- Short problem
Give the data a second time, exactly and in full.
## Begin Task material
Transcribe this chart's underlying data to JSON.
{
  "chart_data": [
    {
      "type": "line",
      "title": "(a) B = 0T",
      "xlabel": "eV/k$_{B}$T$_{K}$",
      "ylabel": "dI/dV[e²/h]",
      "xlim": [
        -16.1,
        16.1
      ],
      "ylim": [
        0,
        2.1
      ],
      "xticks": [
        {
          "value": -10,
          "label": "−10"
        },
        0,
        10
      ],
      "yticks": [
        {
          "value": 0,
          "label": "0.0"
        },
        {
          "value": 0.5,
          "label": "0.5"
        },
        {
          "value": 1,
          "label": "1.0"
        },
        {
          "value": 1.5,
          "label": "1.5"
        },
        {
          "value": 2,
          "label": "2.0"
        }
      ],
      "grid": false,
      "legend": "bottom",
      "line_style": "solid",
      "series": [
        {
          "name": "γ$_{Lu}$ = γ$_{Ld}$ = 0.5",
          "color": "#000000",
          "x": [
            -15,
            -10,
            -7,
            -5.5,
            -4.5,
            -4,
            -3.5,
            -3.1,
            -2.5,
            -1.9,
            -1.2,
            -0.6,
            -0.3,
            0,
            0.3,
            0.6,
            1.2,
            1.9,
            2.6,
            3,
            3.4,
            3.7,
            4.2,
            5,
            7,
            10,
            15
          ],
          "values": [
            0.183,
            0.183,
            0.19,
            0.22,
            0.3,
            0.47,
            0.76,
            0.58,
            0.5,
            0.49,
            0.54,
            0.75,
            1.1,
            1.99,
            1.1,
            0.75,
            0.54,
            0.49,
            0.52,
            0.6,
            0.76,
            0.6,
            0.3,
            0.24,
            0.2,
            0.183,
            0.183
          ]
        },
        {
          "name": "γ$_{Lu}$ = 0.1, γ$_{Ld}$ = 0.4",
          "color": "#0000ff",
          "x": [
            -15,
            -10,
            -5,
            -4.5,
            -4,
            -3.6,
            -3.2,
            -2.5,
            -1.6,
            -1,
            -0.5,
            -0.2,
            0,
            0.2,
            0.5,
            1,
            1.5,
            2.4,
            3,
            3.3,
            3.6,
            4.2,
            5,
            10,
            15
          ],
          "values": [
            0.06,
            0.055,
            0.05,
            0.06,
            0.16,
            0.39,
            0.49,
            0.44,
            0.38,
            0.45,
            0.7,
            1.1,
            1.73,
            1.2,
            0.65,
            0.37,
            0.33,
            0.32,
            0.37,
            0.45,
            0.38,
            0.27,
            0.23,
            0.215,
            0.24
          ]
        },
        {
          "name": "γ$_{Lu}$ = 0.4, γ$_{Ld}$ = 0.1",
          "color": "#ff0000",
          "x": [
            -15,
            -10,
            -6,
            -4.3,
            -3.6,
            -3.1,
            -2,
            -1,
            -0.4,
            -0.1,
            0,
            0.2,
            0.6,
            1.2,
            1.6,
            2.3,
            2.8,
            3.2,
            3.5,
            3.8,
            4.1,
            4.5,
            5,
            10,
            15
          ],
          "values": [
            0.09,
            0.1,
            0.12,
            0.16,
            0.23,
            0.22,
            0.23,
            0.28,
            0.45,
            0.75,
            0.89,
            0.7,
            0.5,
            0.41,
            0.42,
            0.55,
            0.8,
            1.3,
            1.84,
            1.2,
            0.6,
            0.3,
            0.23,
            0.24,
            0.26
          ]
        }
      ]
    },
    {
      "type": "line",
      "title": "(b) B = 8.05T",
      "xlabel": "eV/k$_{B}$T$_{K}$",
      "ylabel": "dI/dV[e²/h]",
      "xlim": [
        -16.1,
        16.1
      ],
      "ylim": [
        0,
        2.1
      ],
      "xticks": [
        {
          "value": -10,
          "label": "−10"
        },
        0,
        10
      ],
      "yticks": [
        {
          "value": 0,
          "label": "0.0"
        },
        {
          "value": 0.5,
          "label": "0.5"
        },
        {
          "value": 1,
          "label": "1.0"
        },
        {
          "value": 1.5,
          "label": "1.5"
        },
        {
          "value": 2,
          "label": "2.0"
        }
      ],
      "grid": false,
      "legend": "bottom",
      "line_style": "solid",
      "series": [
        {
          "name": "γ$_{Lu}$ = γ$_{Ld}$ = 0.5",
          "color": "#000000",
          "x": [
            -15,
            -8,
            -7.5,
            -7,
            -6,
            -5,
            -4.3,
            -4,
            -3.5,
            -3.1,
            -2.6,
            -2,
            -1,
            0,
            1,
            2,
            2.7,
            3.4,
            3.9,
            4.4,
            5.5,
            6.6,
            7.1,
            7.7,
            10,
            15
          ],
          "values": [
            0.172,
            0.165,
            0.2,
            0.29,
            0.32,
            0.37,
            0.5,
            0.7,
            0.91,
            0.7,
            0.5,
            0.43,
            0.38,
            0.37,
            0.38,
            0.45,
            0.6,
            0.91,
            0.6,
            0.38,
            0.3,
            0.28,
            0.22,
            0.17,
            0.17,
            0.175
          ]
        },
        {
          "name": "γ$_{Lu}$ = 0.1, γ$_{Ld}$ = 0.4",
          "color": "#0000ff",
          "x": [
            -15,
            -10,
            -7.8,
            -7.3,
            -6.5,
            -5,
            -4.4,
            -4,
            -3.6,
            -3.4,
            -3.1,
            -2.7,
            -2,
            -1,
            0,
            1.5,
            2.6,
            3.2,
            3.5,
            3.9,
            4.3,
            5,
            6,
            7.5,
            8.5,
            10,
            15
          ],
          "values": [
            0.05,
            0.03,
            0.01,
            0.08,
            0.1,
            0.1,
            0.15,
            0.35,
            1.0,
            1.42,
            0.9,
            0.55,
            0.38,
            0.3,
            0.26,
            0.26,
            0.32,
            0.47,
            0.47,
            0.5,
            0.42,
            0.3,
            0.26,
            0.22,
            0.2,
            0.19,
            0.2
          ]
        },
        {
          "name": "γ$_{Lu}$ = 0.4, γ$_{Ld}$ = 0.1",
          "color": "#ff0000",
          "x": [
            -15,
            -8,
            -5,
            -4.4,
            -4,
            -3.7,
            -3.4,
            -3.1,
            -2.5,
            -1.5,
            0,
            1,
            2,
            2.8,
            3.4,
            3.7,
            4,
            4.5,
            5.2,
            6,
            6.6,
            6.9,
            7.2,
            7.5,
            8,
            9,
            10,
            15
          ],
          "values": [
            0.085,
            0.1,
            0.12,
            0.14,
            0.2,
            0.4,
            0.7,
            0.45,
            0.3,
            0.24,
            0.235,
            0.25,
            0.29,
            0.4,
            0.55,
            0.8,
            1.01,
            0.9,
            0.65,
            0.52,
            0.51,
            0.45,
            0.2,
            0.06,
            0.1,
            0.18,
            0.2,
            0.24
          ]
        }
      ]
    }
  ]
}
## End Task material
- Response
Transcribe this chart's underlying data to JSON.
{
  "chart_data": [
    {
      "type": "line",
      "title": "(a) B = 0T",
      "xlabel": "eV/k$_{B}$T$_{K}$",
      "ylabel": "dI/dV[e²/h]",
      "xlim": [
        -16.1,
        16.1
      ],
      "ylim": [
        0,
        2.1
      ],
      "xticks": [
        {
          "value": -10,
          "label": "−10"
        },
        0,
        10
      ],
      "yticks": [
        {
          "value": 0,
          "label": "0.0"
        },
        {
          "value": 0.5,
          "label": "0.5"
        },
        {
          "value": 1,
          "label": "1.0"
        },
        {
          "value": 1.5,
          "label": "1.5"
        },
        {
          "value": 2,
          "label": "2.0"
        }
      ],
      "grid": false,
      "legend": "bottom",
      "line_style": "solid",
      "series": [
        {
          "name": "γ$_{Lu}$ = γ$_{Ld}$ = 0.5",
          "color": "#000000",
          "x": [
            -15,
            -10,
            -7,
            -5.5,
            -4.5,
            -4,
            -3.5,
            -3.1,
            -2.5,
            -1.9,
            -1.2,
            -0.6,
            -0.3,
            0,
            0.3,
            0.6,
            1.2,
            1.9,
            2.6,
            3,
            3.4,
            3.7,
            4.2,
            5,
            7,
            10,
            15
          ],
          "values": [
            0.183,
            0.183,
            0.19,
            0.22,
            0.3,
            0.47,
            0.76,
            0.58,
            0.5,
            0.49,
            0.54,
            0.75,
            1.1,
            1.99,
            1.1,
            0.75,
            0.54,
            0.49,
            0.52,
            0.6,
            0.76,
            0.6,
            0.3,
            0.24,
            0.2,
            0.183,
            0.183
          ]
        },
        {
          "name": "γ$_{Lu}$ = 0.1, γ$_{Ld}$ = 0.4",
          "color": "#0000ff",
          "x": [
            -15,
            -10,
            -5,
            -4.5,
            -4,
            -3.6,
            -3.2,
            -2.5,
            -1.6,
            -1,
            -0.5,
            -0.2,
            0,
            0.2,
            0.5,
            1,
            1.5,
            2.4,
            3,
            3.3,
            3.6,
            4.2,
            5,
            10,
            15
          ],
          "values": [
            0.06,
            0.055,
            0.05,
            0.06,
            0.16,
            0.39,
            0.49,
            0.44,
            0.38,
            0.45,
            0.7,
            1.1,
            1.73,
            1.2,
            0.65,
            0.37,
            0.33,
            0.32,
            0.37,
            0.45,
            0.38,
            0.27,
            0.23,
            0.215,
            0.24
          ]
        },
        {
          "name": "γ$_{Lu}$ = 0.4, γ$_{Ld}$ = 0.1",
          "color": "#ff0000",
          "x": [
            -15,
            -10,
            -6,
            -4.3,
            -3.6,
            -3.1,
            -2,
            -1,
            -0.4,
            -0.1,
            0,
            0.2,
            0.6,
            1.2,
            1.6,
            2.3,
            2.8,
            3.2,
            3.5,
            3.8,
            4.1,
            4.5,
            5,
            10,
            15
          ],
          "values": [
            0.09,
            0.1,
            0.12,
            0.16,
            0.23,
            0.22,
            0.23,
            0.28,
            0.45,
            0.75,
            0.89,
            0.7,
            0.5,
            0.41,
            0.42,
            0.55,
            0.8,
            1.3,
            1.84,
            1.2,
            0.6,
            0.3,
            0.23,
            0.24,
            0.26
          ]
        }
      ]
    },
    {
      "type": "line",
      "title": "(b) B = 8.05T",
      "xlabel": "eV/k$_{B}$T$_{K}$",
      "ylabel": "dI/dV[e²/h]",
      "xlim": [
        -16.1,
        16.1
      ],
      "ylim": [
        0,
        2.1
      ],
      "xticks": [
        {
          "value": -10,
          "label": "−10"
        },
        0,
        10
      ],
      "yticks": [
        {
          "value": 0,
          "label": "0.0"
        },
        {
          "value": 0.5,
          "label": "0.5"
        },
        {
          "value": 1,
          "label": "1.0"
        },
        {
          "value": 1.5,
          "label": "1.5"
        },
        {
          "value": 2,
          "label": "2.0"
        }
      ],
      "grid": false,
      "legend": "bottom",
      "line_style": "solid",
      "series": [
        {
          "name": "γ$_{Lu}$ = γ$_{Ld}$ = 0.5",
          "color": "#000000",
          "x": [
            -15,
            -8,
            -7.5,
            -7,
            -6,
            -5,
            -4.3,
            -4,
            -3.5,
            -3.1,
            -2.6,
            -2,
            -1,
            0,
            1,
            2,
            2.7,
            3.4,
            3.9,
            4.4,
            5.5,
            6.6,
            7.1,
            7.7,
            10,
            15
          ],
          "values": [
            0.172,
            0.165,
            0.2,
            0.29,
            0.32,
            0.37,
            0.5,
            0.7,
            0.91,
            0.7,
            0.5,
            0.43,
            0.38,
            0.37,
            0.38,
            0.45,
            0.6,
            0.91,
            0.6,
            0.38,
            0.3,
            0.28,
            0.22,
            0.17,
            0.17,
            0.175
          ]
        },
        {
          "name": "γ$_{Lu}$ = 0.1, γ$_{Ld}$ = 0.4",
          "color": "#0000ff",
          "x": [
            -15,
            -10,
            -7.8,
            -7.3,
            -6.5,
            -5,
            -4.4,
            -4,
            -3.6,
            -3.4,
            -3.1,
            -2.7,
            -2,
            -1,
            0,
            1.5,
            2.6,
            3.2,
            3.5,
            3.9,
            4.3,
            5,
            6,
            7.5,
            8.5,
            10,
            15
          ],
          "values": [
            0.05,
            0.03,
            0.01,
            0.08,
            0.1,
            0.1,
            0.15,
            0.35,
            1.0,
            1.42,
            0.9,
            0.55,
            0.38,
            0.3,
            0.26,
            0.26,
            0.32,
            0.47,
            0.47,
            0.5,
            0.42,
            0.3,
            0.26,
            0.22,
            0.2,
            0.19,
            0.2
          ]
        },
        {
          "name": "γ$_{Lu}$ = 0.4, γ$_{Ld}$ = 0.1",
          "color": "#ff0000",
          "x": [
            -15,
            -8,
            -5,
            -4.4,
            -4,
            -3.7,
            -3.4,
            -3.1,
            -2.5,
            -1.5,
            0,
            1,
            2,
            2.8,
            3.4,
            3.7,
            4,
            4.5,
            5.2,
            6,
            6.6,
            6.9,
            7.2,
            7.5,
            8,
            9,
            10,
            15
          ],
          "values": [
            0.085,
            0.1,
            0.12,
            0.14,
            0.2,
            0.4,
            0.7,
            0.45,
            0.3,
            0.24,
            0.235,
            0.25,
            0.29,
            0.4,
            0.55,
            0.8,
            1.01,
            0.9,
            0.65,
            0.52,
            0.51,
            0.45,
            0.2,
            0.06,
            0.1,
            0.18,
            0.2,
            0.24
          ]
        }
      ]
    }
  ]
}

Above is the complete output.